• _WRITTEN TASK_: Of all the lines in the records, how many hold the word "které"? Answer with the number only.

• _MATERIAL FOR THIS EXERCISE_:
==============================

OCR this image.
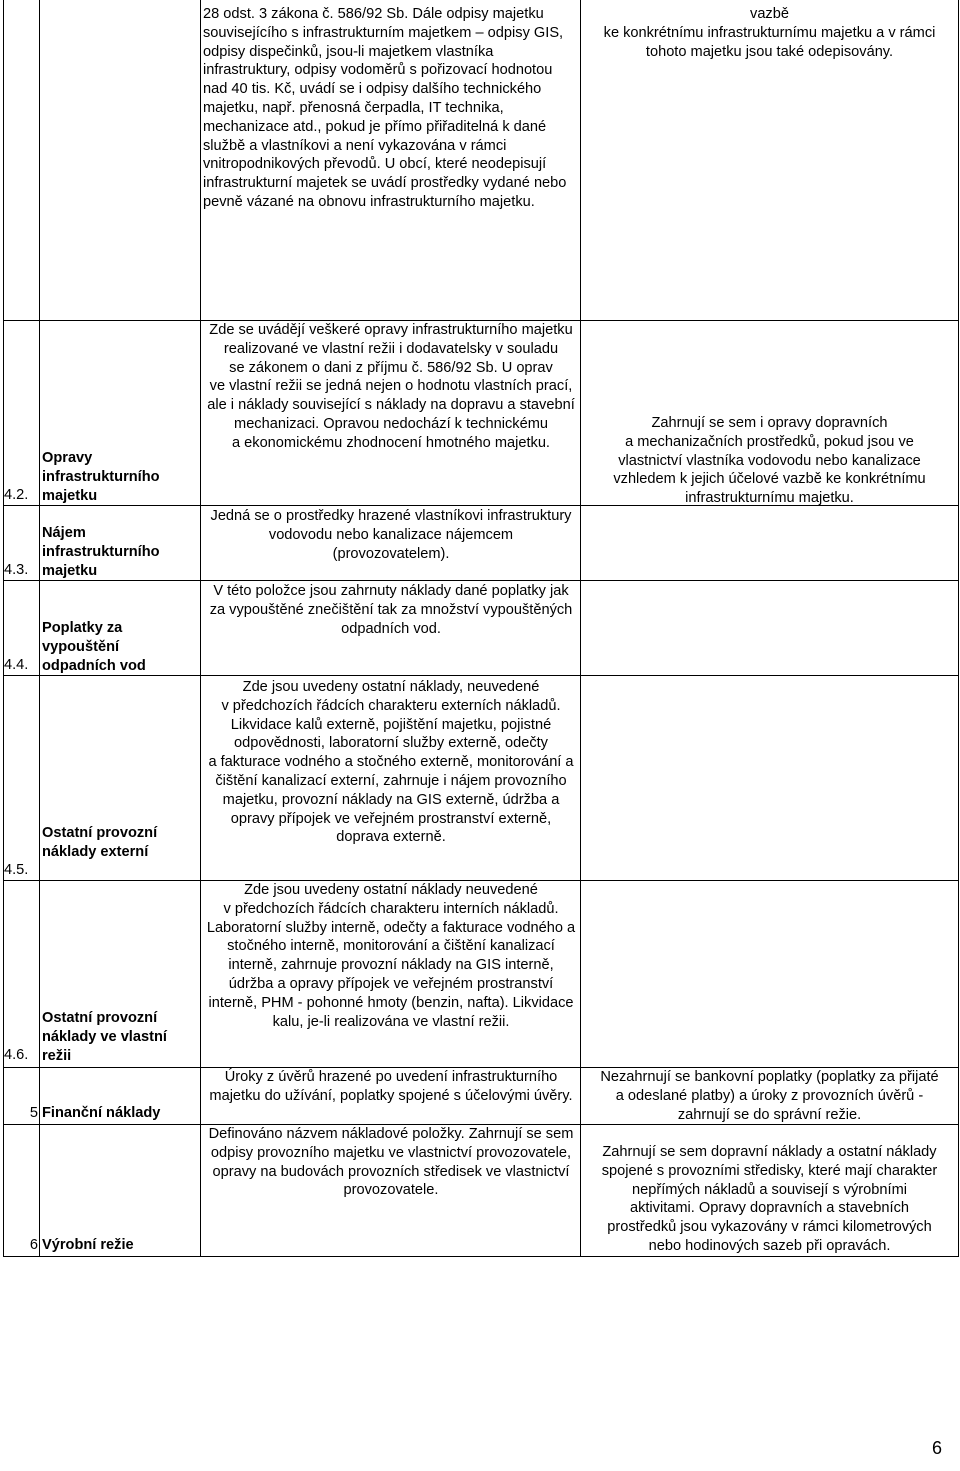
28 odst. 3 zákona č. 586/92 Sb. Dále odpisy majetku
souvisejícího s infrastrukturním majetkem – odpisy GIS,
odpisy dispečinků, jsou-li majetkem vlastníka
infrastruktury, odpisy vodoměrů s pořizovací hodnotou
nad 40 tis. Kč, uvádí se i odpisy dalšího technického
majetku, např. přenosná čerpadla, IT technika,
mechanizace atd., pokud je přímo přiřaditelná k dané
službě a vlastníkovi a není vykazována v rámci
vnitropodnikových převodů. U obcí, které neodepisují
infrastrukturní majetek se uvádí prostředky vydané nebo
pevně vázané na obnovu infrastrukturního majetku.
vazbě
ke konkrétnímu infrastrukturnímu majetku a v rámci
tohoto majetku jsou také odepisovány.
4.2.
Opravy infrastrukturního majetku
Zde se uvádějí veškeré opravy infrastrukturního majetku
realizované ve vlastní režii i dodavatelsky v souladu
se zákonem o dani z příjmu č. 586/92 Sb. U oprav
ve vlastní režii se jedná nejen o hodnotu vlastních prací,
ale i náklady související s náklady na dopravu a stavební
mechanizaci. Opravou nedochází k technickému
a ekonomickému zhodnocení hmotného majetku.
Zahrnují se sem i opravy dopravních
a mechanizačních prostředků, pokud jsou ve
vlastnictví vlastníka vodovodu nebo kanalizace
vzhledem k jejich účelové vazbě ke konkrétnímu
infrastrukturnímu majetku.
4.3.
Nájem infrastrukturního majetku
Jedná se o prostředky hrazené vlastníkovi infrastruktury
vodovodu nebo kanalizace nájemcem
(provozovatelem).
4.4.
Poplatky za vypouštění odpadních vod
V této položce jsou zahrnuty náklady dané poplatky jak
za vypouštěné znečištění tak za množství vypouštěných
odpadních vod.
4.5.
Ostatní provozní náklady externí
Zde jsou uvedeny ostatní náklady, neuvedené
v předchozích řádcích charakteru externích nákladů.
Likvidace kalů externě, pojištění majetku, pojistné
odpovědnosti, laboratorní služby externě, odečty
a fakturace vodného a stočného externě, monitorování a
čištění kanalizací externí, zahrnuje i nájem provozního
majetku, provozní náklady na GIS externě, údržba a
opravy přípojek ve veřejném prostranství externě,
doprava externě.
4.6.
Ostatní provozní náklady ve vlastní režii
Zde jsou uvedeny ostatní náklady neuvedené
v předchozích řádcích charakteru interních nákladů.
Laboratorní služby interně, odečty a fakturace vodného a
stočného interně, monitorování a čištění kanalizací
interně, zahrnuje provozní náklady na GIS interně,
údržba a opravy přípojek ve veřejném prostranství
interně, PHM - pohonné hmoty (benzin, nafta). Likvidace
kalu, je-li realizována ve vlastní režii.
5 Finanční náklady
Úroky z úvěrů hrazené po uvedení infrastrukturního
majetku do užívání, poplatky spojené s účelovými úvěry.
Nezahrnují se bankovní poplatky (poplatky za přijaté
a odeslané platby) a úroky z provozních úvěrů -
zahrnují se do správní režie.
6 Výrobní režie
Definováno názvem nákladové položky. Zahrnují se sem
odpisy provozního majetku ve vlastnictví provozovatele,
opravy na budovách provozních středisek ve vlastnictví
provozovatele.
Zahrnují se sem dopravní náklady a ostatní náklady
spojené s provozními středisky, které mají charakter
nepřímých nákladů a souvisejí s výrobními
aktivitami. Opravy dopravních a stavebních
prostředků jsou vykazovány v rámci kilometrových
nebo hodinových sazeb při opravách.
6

==============================

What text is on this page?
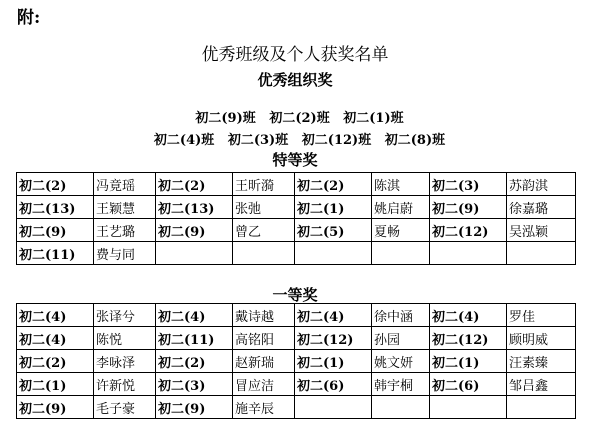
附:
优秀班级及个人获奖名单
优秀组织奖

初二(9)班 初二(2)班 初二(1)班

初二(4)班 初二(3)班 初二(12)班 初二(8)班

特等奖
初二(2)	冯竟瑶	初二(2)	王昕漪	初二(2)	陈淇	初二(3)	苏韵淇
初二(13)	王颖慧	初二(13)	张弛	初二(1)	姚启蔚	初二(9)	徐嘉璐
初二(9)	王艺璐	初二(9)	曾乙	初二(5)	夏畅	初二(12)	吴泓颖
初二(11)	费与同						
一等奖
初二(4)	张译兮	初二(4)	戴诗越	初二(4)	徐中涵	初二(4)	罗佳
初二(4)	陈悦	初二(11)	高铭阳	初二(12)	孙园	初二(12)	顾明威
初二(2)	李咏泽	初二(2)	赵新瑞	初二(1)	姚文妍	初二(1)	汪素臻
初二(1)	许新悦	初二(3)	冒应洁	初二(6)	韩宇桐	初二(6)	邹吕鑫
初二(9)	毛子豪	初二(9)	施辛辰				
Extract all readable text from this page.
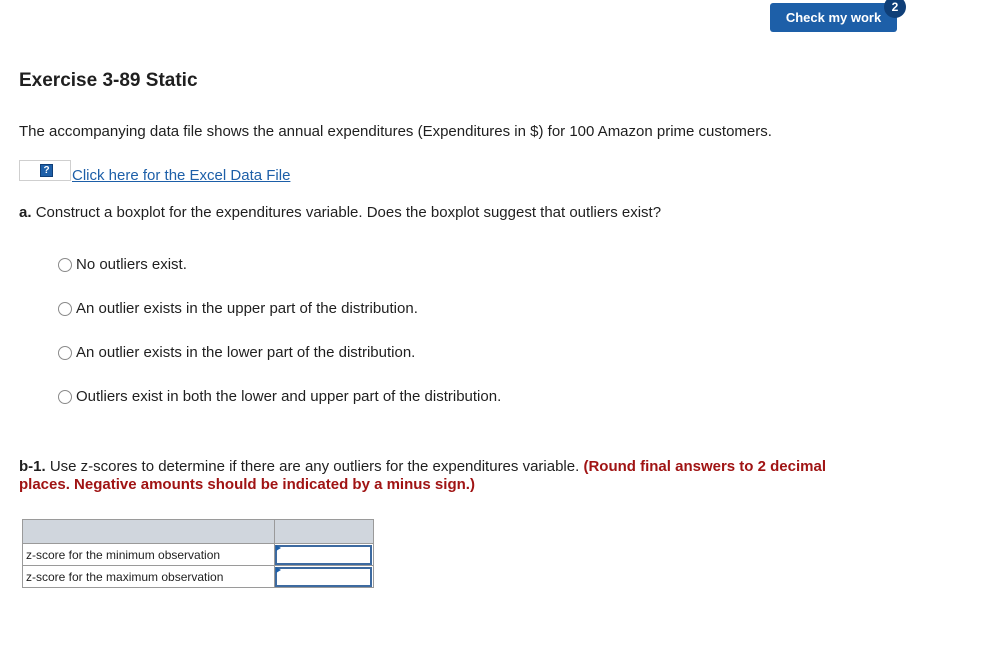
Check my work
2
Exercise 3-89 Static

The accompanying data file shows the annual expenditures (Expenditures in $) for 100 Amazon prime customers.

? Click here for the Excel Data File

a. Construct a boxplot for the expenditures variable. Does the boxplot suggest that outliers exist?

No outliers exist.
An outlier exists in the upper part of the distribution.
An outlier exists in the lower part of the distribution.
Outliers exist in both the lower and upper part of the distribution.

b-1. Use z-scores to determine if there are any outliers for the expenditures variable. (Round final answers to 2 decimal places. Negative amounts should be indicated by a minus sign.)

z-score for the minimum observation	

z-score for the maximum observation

==============================

• _WRITTEN RESPONSE_: 2